Reproduce the whole listing, character for character.

start Records for this task

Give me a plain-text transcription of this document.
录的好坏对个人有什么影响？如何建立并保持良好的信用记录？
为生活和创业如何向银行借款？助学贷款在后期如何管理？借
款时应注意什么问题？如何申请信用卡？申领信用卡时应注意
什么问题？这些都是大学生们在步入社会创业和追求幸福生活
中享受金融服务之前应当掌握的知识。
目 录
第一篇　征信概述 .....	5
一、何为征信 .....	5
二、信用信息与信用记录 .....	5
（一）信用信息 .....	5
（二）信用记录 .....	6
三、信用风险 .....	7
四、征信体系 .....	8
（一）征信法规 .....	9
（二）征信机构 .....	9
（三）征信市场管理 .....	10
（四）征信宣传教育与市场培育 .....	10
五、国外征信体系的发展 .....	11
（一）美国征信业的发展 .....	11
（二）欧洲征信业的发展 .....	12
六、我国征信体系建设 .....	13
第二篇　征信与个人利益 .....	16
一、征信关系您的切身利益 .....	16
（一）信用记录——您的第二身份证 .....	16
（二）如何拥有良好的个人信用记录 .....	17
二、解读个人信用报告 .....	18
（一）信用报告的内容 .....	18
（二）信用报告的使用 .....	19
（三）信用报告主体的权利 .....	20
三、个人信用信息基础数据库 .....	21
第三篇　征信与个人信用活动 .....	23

end Records for this task

**Problem solution:**
Give me a plain-text transcription of this document.
录的好坏对个人有什么影响？如何建立并保持良好的信用记录？
为生活和创业如何向银行借款？助学贷款在后期如何管理？借
款时应注意什么问题？如何申请信用卡？申领信用卡时应注意
什么问题？这些都是大学生们在步入社会创业和追求幸福生活
中享受金融服务之前应当掌握的知识。
目 录
第一篇　征信概述 .....	5
一、何为征信 .....	5
二、信用信息与信用记录 .....	5
（一）信用信息 .....	5
（二）信用记录 .....	6
三、信用风险 .....	7
四、征信体系 .....	8
（一）征信法规 .....	9
（二）征信机构 .....	9
（三）征信市场管理 .....	10
（四）征信宣传教育与市场培育 .....	10
五、国外征信体系的发展 .....	11
（一）美国征信业的发展 .....	11
（二）欧洲征信业的发展 .....	12
六、我国征信体系建设 .....	13
第二篇　征信与个人利益 .....	16
一、征信关系您的切身利益 .....	16
（一）信用记录——您的第二身份证 .....	16
（二）如何拥有良好的个人信用记录 .....	17
二、解读个人信用报告 .....	18
（一）信用报告的内容 .....	18
（二）信用报告的使用 .....	19
（三）信用报告主体的权利 .....	20
三、个人信用信息基础数据库 .....	21
第三篇　征信与个人信用活动 .....	23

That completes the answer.